— Begin Provided material —

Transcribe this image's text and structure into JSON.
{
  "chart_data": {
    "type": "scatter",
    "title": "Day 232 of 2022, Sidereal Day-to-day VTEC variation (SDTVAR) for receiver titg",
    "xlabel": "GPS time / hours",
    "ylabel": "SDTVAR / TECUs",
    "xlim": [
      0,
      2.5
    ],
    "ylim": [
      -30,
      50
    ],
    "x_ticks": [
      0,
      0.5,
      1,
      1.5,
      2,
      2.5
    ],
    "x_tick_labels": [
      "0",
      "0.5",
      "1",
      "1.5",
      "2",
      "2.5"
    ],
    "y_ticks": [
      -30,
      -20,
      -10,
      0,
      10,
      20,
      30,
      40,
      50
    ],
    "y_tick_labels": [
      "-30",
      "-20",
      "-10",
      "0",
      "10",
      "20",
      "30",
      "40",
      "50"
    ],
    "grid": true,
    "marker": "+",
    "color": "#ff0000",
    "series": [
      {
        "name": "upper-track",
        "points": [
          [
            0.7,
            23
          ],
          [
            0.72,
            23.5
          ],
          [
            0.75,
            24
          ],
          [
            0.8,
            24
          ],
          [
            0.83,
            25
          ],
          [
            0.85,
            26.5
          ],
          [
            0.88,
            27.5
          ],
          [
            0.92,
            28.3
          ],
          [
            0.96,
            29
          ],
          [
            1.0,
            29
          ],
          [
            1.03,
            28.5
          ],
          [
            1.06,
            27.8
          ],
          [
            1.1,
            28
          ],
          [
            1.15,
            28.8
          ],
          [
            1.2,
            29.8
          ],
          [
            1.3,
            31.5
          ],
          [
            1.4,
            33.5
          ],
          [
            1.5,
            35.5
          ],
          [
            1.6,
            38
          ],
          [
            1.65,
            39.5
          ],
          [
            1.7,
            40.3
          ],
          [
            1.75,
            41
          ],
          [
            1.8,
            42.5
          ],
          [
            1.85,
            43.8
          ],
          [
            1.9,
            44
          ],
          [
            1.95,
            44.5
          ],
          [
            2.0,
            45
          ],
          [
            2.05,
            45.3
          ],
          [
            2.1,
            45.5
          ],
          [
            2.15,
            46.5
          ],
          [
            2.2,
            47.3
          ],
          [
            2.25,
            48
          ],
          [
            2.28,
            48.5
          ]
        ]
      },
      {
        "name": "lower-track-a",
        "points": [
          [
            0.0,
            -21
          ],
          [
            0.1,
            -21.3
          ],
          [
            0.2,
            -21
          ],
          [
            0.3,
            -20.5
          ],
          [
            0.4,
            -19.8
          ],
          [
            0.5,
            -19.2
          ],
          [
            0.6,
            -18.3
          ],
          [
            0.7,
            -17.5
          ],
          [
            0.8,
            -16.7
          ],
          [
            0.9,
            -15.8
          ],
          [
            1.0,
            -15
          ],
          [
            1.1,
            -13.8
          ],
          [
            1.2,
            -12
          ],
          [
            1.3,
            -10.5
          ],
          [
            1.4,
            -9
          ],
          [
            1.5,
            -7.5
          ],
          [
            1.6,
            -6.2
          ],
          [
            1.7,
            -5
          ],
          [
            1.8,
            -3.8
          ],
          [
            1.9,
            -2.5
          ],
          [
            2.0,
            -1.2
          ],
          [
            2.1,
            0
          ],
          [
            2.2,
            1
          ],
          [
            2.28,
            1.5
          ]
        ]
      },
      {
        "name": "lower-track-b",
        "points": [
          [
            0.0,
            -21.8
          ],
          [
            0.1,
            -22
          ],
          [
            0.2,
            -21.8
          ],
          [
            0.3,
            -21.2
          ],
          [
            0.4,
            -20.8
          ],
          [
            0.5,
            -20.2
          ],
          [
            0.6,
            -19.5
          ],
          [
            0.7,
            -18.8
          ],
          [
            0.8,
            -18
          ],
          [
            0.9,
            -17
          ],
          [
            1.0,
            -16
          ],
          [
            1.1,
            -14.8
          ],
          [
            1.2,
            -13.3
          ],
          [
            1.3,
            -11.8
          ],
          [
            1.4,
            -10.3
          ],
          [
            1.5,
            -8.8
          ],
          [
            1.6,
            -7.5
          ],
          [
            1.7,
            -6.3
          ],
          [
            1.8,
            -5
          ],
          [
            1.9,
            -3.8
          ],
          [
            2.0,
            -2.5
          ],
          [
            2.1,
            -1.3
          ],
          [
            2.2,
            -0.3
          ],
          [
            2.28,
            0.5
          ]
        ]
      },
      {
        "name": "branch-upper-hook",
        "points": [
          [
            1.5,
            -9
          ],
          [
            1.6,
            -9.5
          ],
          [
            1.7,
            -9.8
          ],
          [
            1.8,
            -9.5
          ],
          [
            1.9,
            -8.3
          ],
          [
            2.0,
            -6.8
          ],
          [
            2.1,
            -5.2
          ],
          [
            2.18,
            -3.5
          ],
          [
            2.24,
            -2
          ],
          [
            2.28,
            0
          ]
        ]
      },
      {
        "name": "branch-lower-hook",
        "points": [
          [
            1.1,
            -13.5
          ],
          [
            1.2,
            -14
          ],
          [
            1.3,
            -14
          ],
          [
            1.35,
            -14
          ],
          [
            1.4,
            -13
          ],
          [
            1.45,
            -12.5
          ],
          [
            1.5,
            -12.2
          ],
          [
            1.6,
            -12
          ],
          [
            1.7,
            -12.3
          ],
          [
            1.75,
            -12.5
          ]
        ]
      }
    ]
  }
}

— End Provided material —

# Direction
Transcribe the entire listing above precisely.

# Correct output
Transcribe this image's text and structure into JSON.
{
  "chart_data": {
    "type": "scatter",
    "title": "Day 232 of 2022, Sidereal Day-to-day VTEC variation (SDTVAR) for receiver titg",
    "xlabel": "GPS time / hours",
    "ylabel": "SDTVAR / TECUs",
    "xlim": [
      0,
      2.5
    ],
    "ylim": [
      -30,
      50
    ],
    "x_ticks": [
      0,
      0.5,
      1,
      1.5,
      2,
      2.5
    ],
    "x_tick_labels": [
      "0",
      "0.5",
      "1",
      "1.5",
      "2",
      "2.5"
    ],
    "y_ticks": [
      -30,
      -20,
      -10,
      0,
      10,
      20,
      30,
      40,
      50
    ],
    "y_tick_labels": [
      "-30",
      "-20",
      "-10",
      "0",
      "10",
      "20",
      "30",
      "40",
      "50"
    ],
    "grid": true,
    "marker": "+",
    "color": "#ff0000",
    "series": [
      {
        "name": "upper-track",
        "points": [
          [
            0.7,
            23
          ],
          [
            0.72,
            23.5
          ],
          [
            0.75,
            24
          ],
          [
            0.8,
            24
          ],
          [
            0.83,
            25
          ],
          [
            0.85,
            26.5
          ],
          [
            0.88,
            27.5
          ],
          [
            0.92,
            28.3
          ],
          [
            0.96,
            29
          ],
          [
            1.0,
            29
          ],
          [
            1.03,
            28.5
          ],
          [
            1.06,
            27.8
          ],
          [
            1.1,
            28
          ],
          [
            1.15,
            28.8
          ],
          [
            1.2,
            29.8
          ],
          [
            1.3,
            31.5
          ],
          [
            1.4,
            33.5
          ],
          [
            1.5,
            35.5
          ],
          [
            1.6,
            38
          ],
          [
            1.65,
            39.5
          ],
          [
            1.7,
            40.3
          ],
          [
            1.75,
            41
          ],
          [
            1.8,
            42.5
          ],
          [
            1.85,
            43.8
          ],
          [
            1.9,
            44
          ],
          [
            1.95,
            44.5
          ],
          [
            2.0,
            45
          ],
          [
            2.05,
            45.3
          ],
          [
            2.1,
            45.5
          ],
          [
            2.15,
            46.5
          ],
          [
            2.2,
            47.3
          ],
          [
            2.25,
            48
          ],
          [
            2.28,
            48.5
          ]
        ]
      },
      {
        "name": "lower-track-a",
        "points": [
          [
            0.0,
            -21
          ],
          [
            0.1,
            -21.3
          ],
          [
            0.2,
            -21
          ],
          [
            0.3,
            -20.5
          ],
          [
            0.4,
            -19.8
          ],
          [
            0.5,
            -19.2
          ],
          [
            0.6,
            -18.3
          ],
          [
            0.7,
            -17.5
          ],
          [
            0.8,
            -16.7
          ],
          [
            0.9,
            -15.8
          ],
          [
            1.0,
            -15
          ],
          [
            1.1,
            -13.8
          ],
          [
            1.2,
            -12
          ],
          [
            1.3,
            -10.5
          ],
          [
            1.4,
            -9
          ],
          [
            1.5,
            -7.5
          ],
          [
            1.6,
            -6.2
          ],
          [
            1.7,
            -5
          ],
          [
            1.8,
            -3.8
          ],
          [
            1.9,
            -2.5
          ],
          [
            2.0,
            -1.2
          ],
          [
            2.1,
            0
          ],
          [
            2.2,
            1
          ],
          [
            2.28,
            1.5
          ]
        ]
      },
      {
        "name": "lower-track-b",
        "points": [
          [
            0.0,
            -21.8
          ],
          [
            0.1,
            -22
          ],
          [
            0.2,
            -21.8
          ],
          [
            0.3,
            -21.2
          ],
          [
            0.4,
            -20.8
          ],
          [
            0.5,
            -20.2
          ],
          [
            0.6,
            -19.5
          ],
          [
            0.7,
            -18.8
          ],
          [
            0.8,
            -18
          ],
          [
            0.9,
            -17
          ],
          [
            1.0,
            -16
          ],
          [
            1.1,
            -14.8
          ],
          [
            1.2,
            -13.3
          ],
          [
            1.3,
            -11.8
          ],
          [
            1.4,
            -10.3
          ],
          [
            1.5,
            -8.8
          ],
          [
            1.6,
            -7.5
          ],
          [
            1.7,
            -6.3
          ],
          [
            1.8,
            -5
          ],
          [
            1.9,
            -3.8
          ],
          [
            2.0,
            -2.5
          ],
          [
            2.1,
            -1.3
          ],
          [
            2.2,
            -0.3
          ],
          [
            2.28,
            0.5
          ]
        ]
      },
      {
        "name": "branch-upper-hook",
        "points": [
          [
            1.5,
            -9
          ],
          [
            1.6,
            -9.5
          ],
          [
            1.7,
            -9.8
          ],
          [
            1.8,
            -9.5
          ],
          [
            1.9,
            -8.3
          ],
          [
            2.0,
            -6.8
          ],
          [
            2.1,
            -5.2
          ],
          [
            2.18,
            -3.5
          ],
          [
            2.24,
            -2
          ],
          [
            2.28,
            0
          ]
        ]
      },
      {
        "name": "branch-lower-hook",
        "points": [
          [
            1.1,
            -13.5
          ],
          [
            1.2,
            -14
          ],
          [
            1.3,
            -14
          ],
          [
            1.35,
            -14
          ],
          [
            1.4,
            -13
          ],
          [
            1.45,
            -12.5
          ],
          [
            1.5,
            -12.2
          ],
          [
            1.6,
            -12
          ],
          [
            1.7,
            -12.3
          ],
          [
            1.75,
            -12.5
          ]
        ]
      }
    ]
  }
}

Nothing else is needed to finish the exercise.